_TASK STATEMENT_: Wherever the string "color" appears in a line, extract that line.

_MATERIAL FOR THE TASK_:
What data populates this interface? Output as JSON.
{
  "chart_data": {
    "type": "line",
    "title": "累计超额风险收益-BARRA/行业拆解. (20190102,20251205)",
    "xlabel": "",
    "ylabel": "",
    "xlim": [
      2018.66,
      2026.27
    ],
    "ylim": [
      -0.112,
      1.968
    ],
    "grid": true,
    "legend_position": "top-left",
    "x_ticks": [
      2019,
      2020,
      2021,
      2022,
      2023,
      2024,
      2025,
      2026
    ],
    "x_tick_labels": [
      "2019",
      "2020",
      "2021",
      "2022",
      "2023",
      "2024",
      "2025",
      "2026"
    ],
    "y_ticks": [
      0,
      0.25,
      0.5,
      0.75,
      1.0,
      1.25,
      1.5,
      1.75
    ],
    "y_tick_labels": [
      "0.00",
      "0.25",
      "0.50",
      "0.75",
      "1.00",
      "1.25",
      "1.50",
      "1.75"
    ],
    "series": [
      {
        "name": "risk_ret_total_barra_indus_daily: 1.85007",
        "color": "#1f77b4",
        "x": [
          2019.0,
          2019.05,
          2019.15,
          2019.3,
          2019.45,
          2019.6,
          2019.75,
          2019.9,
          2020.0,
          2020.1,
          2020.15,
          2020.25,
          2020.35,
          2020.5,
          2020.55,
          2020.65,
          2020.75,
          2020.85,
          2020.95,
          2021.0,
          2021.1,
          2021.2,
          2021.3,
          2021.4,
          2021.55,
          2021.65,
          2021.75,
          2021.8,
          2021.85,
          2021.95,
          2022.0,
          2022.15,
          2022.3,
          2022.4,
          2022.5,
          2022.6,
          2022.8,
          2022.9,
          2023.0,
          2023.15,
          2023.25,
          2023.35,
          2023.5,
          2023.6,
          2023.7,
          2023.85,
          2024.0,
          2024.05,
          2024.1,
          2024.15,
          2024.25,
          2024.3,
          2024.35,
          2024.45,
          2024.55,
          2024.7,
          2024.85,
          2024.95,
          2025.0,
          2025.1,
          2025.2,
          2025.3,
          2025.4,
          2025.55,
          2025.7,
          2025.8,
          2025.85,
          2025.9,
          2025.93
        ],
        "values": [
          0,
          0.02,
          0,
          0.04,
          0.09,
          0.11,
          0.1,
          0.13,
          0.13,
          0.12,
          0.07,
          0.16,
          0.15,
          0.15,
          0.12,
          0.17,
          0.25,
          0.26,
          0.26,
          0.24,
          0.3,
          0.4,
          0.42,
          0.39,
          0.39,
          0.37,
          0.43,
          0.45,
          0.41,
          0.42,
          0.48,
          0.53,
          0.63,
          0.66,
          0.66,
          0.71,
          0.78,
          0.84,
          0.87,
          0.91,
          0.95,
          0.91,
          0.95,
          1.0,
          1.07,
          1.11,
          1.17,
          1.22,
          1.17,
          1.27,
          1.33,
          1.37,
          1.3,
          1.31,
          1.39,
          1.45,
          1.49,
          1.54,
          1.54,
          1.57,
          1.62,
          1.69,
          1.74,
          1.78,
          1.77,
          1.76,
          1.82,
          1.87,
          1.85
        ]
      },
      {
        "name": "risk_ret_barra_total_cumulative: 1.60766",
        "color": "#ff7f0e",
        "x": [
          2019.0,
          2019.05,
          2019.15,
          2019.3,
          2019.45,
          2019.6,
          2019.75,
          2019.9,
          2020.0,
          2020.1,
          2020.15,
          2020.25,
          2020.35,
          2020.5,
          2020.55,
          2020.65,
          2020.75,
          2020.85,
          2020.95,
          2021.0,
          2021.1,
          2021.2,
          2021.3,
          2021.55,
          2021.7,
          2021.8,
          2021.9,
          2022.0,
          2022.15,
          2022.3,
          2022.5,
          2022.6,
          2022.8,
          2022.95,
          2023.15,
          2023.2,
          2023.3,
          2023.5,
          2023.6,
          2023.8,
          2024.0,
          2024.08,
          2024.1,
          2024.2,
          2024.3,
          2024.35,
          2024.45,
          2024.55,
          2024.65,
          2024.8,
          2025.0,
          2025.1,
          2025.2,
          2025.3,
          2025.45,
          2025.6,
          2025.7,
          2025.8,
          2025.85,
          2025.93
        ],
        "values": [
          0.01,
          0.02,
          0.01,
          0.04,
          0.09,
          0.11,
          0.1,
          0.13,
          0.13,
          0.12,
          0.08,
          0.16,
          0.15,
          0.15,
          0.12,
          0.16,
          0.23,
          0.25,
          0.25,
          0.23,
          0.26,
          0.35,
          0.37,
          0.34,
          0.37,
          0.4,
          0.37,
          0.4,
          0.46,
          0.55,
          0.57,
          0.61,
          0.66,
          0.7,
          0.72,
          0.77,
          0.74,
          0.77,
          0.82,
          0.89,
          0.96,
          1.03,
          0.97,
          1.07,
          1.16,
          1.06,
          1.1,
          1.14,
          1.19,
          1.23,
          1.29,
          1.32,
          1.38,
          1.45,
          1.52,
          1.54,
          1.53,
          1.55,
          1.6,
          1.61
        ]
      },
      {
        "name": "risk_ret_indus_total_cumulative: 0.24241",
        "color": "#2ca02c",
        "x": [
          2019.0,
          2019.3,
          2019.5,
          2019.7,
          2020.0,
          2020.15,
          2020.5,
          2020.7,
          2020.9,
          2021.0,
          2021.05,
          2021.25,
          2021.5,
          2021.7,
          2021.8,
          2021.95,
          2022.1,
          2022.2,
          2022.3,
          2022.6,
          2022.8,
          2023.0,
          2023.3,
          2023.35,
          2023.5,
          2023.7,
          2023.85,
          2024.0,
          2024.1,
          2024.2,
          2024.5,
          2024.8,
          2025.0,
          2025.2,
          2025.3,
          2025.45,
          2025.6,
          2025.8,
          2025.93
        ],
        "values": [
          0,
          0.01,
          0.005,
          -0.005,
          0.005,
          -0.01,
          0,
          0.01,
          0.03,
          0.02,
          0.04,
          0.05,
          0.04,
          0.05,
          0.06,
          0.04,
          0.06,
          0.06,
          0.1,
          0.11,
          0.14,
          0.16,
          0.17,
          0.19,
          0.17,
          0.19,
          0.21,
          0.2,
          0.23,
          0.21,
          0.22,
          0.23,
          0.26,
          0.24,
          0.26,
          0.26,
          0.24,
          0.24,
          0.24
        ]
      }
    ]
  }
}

_WRITTEN ANSWER_:
        "color": "#1f77b4",
        "color": "#ff7f0e",
        "color": "#2ca02c",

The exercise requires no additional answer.